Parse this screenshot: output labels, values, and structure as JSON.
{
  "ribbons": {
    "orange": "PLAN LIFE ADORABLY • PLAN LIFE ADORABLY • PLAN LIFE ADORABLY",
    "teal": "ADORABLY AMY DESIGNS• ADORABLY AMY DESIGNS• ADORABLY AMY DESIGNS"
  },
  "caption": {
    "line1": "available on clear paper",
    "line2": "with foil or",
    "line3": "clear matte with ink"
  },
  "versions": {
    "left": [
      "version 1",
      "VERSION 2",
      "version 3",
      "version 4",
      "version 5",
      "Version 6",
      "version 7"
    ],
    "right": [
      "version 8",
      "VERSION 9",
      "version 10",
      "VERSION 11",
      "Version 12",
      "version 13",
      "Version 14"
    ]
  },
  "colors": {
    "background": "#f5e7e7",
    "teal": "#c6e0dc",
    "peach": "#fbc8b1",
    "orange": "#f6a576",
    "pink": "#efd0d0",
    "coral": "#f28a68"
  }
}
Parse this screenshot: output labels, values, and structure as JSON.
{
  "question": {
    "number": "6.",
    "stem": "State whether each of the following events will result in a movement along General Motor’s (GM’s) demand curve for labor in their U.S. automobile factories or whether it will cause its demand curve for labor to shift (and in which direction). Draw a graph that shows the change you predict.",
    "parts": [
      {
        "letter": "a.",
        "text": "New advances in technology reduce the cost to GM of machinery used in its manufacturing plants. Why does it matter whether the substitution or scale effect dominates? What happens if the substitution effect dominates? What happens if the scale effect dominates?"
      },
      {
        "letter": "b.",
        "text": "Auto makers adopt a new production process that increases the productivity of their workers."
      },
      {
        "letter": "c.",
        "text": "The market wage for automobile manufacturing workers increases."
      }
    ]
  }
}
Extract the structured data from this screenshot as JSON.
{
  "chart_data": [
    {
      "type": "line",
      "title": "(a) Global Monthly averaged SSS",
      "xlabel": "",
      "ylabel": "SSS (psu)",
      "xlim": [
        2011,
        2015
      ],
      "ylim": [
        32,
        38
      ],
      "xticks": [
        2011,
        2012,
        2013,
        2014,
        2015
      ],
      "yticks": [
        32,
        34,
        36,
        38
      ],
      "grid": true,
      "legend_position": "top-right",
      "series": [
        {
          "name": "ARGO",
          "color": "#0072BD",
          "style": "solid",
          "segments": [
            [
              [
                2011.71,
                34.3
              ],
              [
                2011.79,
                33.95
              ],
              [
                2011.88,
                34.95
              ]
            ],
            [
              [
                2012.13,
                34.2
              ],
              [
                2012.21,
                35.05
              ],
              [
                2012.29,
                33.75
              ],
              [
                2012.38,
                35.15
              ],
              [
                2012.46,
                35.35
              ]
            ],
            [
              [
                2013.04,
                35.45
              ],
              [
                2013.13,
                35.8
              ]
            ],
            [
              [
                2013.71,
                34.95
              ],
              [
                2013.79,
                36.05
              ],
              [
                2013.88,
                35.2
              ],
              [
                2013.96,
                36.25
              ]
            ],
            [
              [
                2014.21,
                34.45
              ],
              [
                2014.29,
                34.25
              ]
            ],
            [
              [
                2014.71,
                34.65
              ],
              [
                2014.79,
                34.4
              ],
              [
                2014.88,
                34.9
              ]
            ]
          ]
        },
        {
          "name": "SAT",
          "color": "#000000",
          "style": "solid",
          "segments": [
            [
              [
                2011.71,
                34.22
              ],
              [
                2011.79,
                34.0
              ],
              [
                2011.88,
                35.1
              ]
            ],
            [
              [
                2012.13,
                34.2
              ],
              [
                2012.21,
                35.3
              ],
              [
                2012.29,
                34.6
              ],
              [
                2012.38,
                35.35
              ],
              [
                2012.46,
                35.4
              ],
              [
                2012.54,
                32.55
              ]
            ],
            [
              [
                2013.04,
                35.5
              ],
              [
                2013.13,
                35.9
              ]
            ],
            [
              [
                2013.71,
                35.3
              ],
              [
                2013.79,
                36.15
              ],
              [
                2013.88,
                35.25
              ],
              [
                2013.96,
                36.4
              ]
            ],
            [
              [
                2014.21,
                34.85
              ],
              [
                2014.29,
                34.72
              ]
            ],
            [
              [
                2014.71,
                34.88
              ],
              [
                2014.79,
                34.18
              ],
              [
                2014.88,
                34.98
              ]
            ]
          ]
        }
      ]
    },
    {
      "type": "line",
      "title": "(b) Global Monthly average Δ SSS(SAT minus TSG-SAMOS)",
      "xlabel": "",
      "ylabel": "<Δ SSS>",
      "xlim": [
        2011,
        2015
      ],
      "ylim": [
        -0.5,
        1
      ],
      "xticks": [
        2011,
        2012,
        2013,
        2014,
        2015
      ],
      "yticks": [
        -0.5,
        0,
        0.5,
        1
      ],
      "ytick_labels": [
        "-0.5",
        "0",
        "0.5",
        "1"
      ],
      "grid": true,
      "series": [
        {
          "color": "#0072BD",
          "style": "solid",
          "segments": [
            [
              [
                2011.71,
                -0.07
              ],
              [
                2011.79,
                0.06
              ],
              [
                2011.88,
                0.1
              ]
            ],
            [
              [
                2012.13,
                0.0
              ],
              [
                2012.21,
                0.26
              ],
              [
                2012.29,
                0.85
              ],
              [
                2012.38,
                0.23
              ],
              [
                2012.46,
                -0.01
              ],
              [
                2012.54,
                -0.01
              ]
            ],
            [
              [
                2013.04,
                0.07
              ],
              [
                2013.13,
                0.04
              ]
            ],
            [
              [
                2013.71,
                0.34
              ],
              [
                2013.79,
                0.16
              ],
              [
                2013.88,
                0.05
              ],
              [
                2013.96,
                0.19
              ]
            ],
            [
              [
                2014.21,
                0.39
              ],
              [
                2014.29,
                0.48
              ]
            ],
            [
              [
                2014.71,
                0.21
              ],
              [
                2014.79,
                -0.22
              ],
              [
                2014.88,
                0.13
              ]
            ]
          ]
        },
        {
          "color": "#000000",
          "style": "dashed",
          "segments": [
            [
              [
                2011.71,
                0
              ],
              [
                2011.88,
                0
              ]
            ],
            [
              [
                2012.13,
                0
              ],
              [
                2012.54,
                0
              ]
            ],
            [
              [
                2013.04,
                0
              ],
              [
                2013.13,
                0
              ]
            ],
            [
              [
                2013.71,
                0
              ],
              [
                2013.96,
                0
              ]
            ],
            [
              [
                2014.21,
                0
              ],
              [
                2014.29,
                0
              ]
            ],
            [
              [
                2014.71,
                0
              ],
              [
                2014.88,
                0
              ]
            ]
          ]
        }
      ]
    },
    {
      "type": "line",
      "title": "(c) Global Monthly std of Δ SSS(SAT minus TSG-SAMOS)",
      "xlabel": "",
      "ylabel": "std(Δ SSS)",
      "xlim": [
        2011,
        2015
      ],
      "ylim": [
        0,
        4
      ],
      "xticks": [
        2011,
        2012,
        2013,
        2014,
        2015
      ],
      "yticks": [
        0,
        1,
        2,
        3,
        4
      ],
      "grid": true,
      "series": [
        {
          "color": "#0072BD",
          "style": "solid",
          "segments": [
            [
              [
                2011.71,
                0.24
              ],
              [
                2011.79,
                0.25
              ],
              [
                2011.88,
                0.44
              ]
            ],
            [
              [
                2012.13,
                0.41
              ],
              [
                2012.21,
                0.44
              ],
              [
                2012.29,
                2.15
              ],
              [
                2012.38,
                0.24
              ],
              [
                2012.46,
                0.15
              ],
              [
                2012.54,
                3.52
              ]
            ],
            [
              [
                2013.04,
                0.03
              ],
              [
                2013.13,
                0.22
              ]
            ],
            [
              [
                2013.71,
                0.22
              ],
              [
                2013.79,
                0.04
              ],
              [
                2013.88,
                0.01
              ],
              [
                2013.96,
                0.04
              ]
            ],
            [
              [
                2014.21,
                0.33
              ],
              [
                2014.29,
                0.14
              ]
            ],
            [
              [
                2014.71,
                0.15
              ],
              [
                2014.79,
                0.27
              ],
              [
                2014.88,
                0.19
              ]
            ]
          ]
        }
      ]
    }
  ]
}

________

Extract all lines of the records above that include "increases".

        "text": "Auto makers adopt a new production process that increases the productivity of their workers."
        "text": "The market wage for automobile manufacturing workers increases."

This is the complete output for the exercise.